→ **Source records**
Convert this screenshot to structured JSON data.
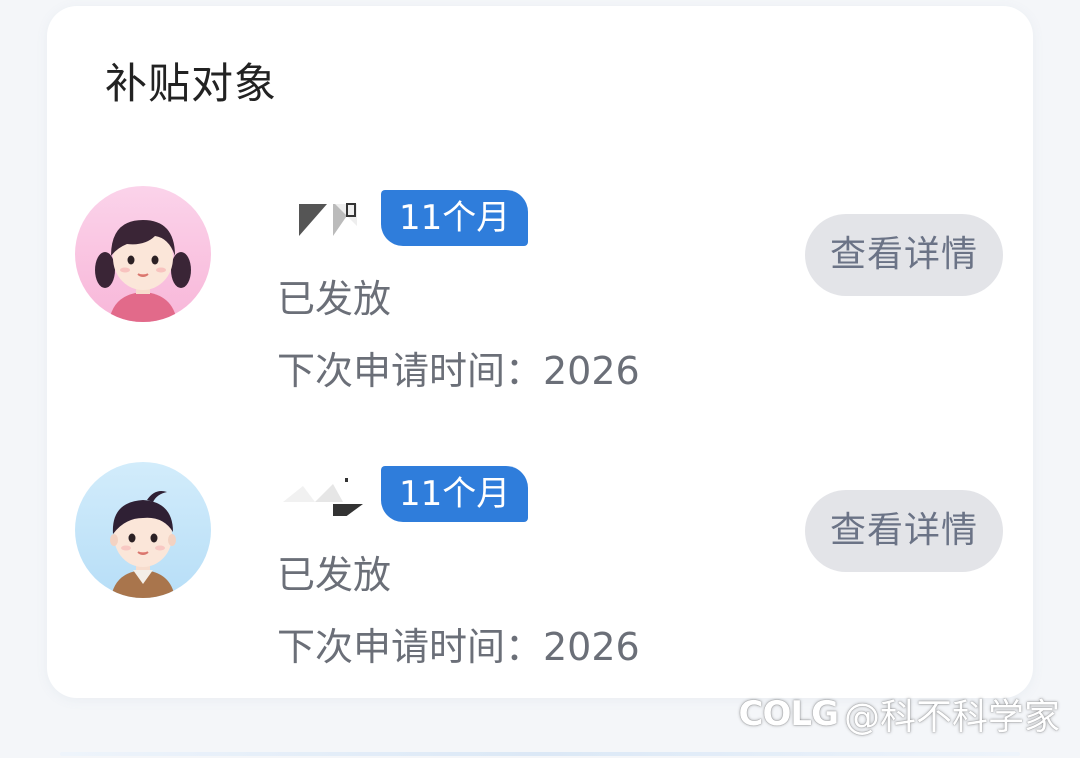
{
  "card": {
    "title": "补贴对象"
  },
  "persons": [
    {
      "avatar": "girl-avatar-icon",
      "duration_badge": "11个月",
      "status": "已发放",
      "next_apply": "下次申请时间：2026",
      "detail_label": "查看详情"
    },
    {
      "avatar": "boy-avatar-icon",
      "duration_badge": "11个月",
      "status": "已发放",
      "next_apply": "下次申请时间：2026",
      "detail_label": "查看详情"
    }
  ],
  "watermark": {
    "logo": "COLG",
    "text": "@科不科学家"
  },
  "colors": {
    "badge": "#2f7ddb",
    "button_bg": "#e3e4e8",
    "button_text": "#6b7386",
    "text_secondary": "#6b6f78"
  }
}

→ **What is expected**
Copy out all lines where the word "icon" appears.

→ **Result of the task**
      "avatar": "girl-avatar-icon",
      "avatar": "boy-avatar-icon",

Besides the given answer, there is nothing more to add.